● **Instructions for the task**:
Copy every line of the following data that includes the string "Aircraft".

[Dataset rows about figures]
□ □ □ □ □

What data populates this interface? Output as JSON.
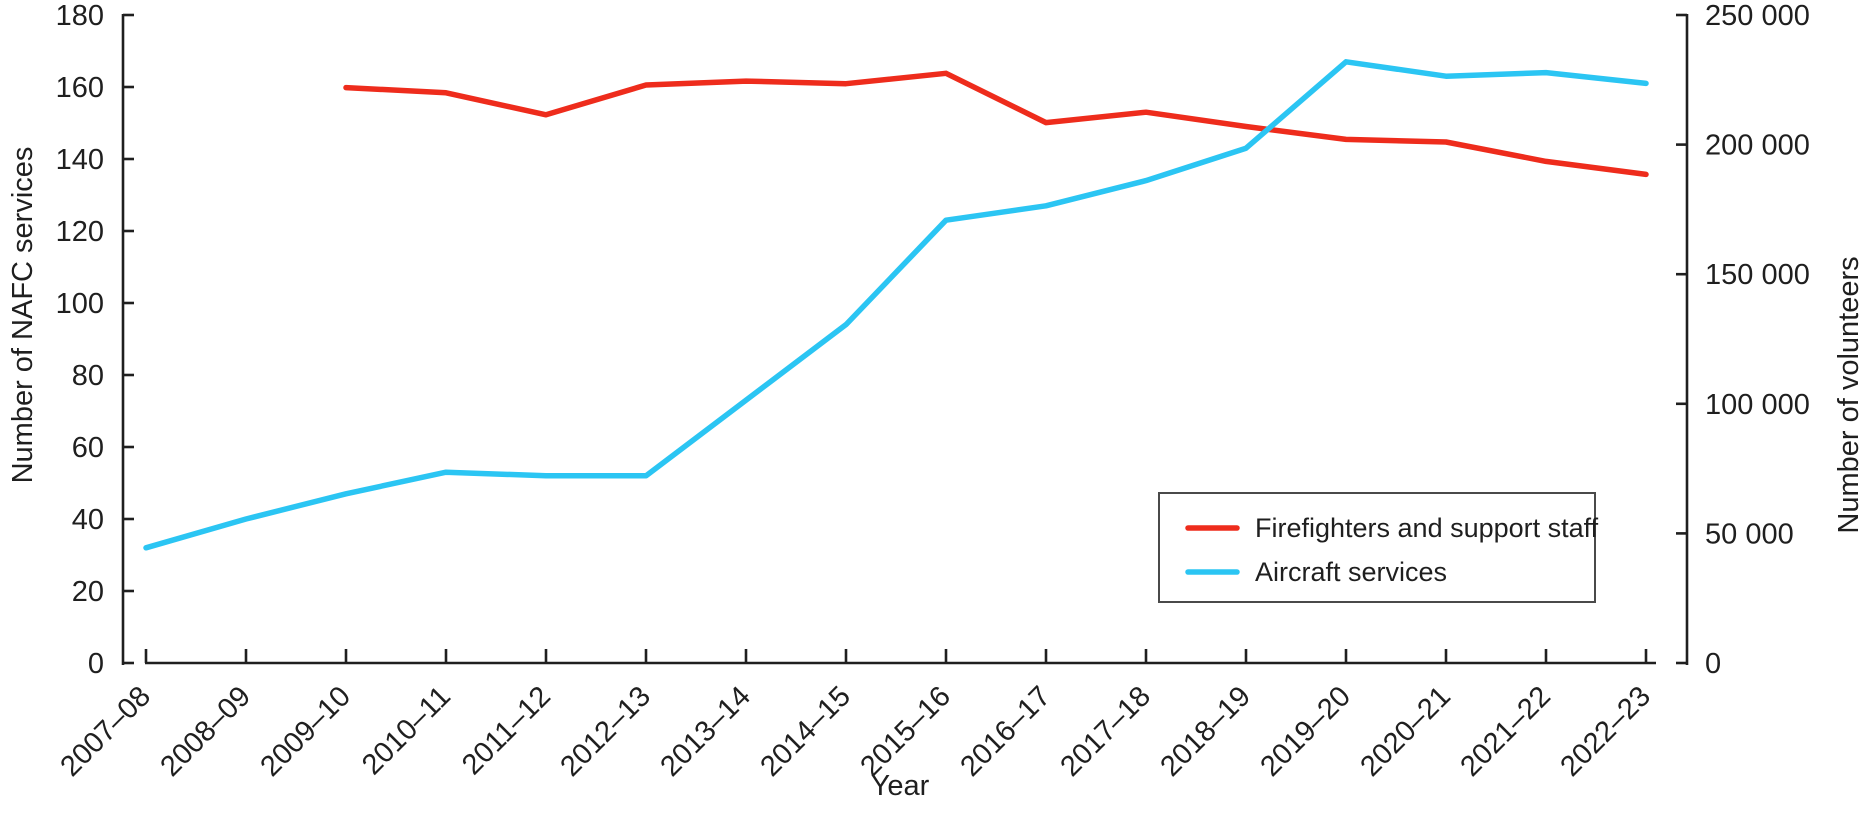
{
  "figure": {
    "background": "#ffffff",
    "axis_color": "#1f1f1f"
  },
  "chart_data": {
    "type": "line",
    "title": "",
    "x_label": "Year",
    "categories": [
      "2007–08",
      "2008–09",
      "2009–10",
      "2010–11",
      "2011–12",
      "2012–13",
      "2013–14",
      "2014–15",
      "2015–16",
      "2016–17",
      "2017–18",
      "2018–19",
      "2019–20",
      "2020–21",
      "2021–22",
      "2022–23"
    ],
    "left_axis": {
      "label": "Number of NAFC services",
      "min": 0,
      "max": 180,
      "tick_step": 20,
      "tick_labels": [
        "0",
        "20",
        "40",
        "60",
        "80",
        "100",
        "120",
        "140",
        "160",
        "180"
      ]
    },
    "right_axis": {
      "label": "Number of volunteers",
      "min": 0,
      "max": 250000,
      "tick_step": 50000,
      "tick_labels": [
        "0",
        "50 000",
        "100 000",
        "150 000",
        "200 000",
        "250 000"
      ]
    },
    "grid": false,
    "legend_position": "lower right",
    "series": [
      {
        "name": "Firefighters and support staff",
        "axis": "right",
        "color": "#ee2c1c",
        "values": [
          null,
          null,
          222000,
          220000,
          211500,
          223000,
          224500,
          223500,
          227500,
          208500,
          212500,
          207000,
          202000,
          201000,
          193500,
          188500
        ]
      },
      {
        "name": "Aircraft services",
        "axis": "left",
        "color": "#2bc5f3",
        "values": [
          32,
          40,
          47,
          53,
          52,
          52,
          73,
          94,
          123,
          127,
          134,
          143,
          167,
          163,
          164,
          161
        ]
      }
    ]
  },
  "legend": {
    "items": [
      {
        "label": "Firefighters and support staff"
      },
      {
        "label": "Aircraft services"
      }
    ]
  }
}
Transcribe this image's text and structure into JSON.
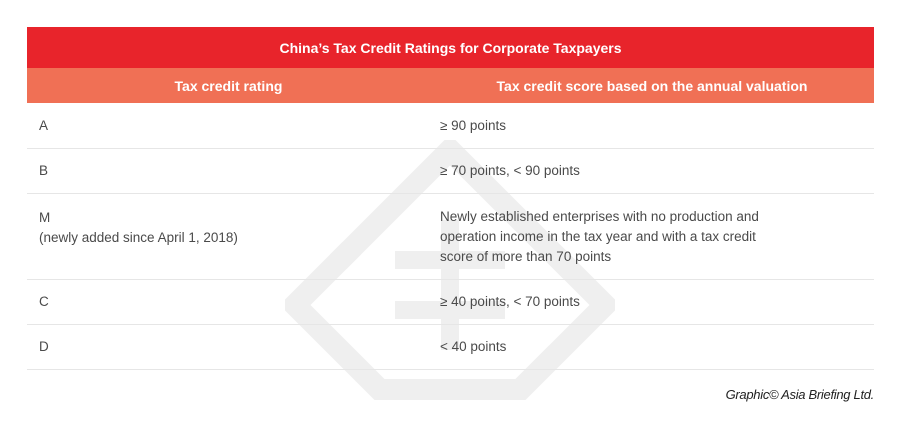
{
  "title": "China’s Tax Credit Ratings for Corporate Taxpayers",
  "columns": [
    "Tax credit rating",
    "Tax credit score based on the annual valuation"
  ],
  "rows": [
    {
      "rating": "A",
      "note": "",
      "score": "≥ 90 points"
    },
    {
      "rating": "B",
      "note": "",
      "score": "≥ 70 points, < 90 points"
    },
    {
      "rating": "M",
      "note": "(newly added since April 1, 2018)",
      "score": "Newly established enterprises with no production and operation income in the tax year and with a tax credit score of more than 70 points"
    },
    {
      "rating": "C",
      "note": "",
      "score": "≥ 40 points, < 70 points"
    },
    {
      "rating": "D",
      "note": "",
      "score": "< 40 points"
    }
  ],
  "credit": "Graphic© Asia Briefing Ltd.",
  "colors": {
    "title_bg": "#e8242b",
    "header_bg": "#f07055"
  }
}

□ □ □ □ □

● **Written solution**:
        "name": "Aircraft services",
        "label": "Aircraft services"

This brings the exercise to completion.